(Short exercise): Gather all lines from the material that contain "Road".

· · · · ·

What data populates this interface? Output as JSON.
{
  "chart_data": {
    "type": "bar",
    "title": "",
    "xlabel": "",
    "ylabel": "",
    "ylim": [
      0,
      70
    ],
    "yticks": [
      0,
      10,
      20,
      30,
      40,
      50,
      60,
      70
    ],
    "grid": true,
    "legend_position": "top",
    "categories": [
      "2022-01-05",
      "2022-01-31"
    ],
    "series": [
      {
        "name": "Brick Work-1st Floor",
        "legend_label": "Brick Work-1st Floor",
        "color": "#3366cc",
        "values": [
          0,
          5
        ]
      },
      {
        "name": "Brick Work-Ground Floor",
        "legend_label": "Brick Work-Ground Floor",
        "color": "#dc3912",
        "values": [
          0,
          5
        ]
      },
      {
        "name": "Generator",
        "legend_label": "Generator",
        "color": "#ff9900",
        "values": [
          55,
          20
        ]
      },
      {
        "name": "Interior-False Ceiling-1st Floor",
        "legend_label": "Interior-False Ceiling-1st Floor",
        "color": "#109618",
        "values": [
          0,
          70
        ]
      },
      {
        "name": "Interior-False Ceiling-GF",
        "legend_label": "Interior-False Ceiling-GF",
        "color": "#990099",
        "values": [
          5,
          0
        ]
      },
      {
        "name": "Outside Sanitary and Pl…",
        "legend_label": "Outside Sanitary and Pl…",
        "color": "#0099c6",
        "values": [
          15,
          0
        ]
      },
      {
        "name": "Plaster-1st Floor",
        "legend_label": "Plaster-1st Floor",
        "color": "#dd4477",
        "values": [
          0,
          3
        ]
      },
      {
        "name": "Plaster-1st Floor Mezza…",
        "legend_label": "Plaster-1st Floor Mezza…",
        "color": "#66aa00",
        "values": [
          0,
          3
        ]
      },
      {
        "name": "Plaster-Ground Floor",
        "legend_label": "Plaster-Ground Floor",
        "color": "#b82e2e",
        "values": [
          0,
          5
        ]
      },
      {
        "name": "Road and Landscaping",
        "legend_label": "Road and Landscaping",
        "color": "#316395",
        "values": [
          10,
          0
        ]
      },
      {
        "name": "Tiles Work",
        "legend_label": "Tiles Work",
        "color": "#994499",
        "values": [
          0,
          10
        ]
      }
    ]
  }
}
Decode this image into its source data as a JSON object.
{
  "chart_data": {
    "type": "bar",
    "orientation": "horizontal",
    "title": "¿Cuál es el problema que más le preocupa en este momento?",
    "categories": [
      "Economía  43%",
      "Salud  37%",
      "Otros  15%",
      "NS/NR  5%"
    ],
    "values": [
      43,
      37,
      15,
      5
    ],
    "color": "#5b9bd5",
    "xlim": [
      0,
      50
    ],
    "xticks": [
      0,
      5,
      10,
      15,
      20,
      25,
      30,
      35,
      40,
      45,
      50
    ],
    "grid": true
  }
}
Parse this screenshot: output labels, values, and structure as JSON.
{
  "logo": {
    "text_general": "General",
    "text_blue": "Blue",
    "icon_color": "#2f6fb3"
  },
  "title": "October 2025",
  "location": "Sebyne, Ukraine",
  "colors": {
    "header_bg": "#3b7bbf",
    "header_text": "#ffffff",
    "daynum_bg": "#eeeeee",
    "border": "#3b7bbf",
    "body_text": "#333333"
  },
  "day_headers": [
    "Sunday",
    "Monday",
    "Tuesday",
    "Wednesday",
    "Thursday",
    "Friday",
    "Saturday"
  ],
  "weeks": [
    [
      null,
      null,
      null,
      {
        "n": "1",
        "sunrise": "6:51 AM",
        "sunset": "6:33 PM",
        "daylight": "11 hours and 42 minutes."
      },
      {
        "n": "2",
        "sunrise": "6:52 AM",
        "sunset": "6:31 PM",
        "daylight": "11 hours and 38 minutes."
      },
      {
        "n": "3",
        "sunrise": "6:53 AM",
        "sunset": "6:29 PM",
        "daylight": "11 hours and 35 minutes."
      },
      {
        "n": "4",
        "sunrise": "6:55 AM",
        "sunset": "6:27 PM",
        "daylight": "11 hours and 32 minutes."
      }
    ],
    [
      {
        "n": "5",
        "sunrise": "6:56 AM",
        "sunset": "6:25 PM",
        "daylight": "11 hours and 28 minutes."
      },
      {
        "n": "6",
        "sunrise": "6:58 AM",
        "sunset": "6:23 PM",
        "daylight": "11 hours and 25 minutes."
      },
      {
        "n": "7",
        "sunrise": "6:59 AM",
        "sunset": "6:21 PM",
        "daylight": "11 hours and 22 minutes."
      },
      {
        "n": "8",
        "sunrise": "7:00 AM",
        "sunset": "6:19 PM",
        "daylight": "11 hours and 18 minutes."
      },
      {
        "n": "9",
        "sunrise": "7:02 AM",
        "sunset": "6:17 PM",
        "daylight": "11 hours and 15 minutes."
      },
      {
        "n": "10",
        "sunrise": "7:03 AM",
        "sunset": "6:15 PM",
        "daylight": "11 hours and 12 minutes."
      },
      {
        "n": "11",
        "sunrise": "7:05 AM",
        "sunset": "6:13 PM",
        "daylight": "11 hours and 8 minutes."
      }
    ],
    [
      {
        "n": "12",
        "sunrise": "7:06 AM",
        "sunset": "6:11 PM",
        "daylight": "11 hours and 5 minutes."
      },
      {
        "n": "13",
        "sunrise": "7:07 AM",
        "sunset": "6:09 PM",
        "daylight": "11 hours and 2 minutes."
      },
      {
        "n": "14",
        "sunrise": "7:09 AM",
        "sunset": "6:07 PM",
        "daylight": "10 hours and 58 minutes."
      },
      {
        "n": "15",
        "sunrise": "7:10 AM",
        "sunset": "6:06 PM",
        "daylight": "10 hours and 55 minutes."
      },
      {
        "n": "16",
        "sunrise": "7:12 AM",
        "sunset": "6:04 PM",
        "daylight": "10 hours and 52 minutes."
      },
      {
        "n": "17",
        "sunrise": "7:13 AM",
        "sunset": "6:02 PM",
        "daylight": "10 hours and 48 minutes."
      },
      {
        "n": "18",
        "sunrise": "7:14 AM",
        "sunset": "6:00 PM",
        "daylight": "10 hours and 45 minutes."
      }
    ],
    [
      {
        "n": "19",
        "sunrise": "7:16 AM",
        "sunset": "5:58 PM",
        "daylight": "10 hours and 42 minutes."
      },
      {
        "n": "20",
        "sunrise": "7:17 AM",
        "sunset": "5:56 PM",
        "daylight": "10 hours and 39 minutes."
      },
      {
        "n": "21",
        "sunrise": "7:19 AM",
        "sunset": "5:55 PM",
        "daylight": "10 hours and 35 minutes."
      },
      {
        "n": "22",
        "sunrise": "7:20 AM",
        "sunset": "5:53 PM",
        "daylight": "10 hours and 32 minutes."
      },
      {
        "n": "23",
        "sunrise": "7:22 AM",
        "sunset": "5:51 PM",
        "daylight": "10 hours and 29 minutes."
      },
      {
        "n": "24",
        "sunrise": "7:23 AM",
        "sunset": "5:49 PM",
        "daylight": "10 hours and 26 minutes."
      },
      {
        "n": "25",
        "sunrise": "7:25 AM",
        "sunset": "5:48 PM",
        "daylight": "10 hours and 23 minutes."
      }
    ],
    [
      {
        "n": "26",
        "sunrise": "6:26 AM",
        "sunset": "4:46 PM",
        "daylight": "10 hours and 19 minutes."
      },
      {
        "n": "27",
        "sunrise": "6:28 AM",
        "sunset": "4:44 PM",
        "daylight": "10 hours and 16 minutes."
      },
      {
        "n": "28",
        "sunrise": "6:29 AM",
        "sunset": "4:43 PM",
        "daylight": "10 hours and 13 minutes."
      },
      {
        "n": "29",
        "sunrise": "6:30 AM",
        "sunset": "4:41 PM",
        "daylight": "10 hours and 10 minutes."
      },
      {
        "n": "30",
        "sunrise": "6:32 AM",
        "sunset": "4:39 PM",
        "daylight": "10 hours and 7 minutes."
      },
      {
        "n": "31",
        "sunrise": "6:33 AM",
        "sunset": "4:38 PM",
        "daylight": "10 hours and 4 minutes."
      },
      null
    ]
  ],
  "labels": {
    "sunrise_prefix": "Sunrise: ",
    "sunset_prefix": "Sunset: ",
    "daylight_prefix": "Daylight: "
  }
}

· · · · ·

(Task result):
        "name": "Road and Landscaping",
        "legend_label": "Road and Landscaping",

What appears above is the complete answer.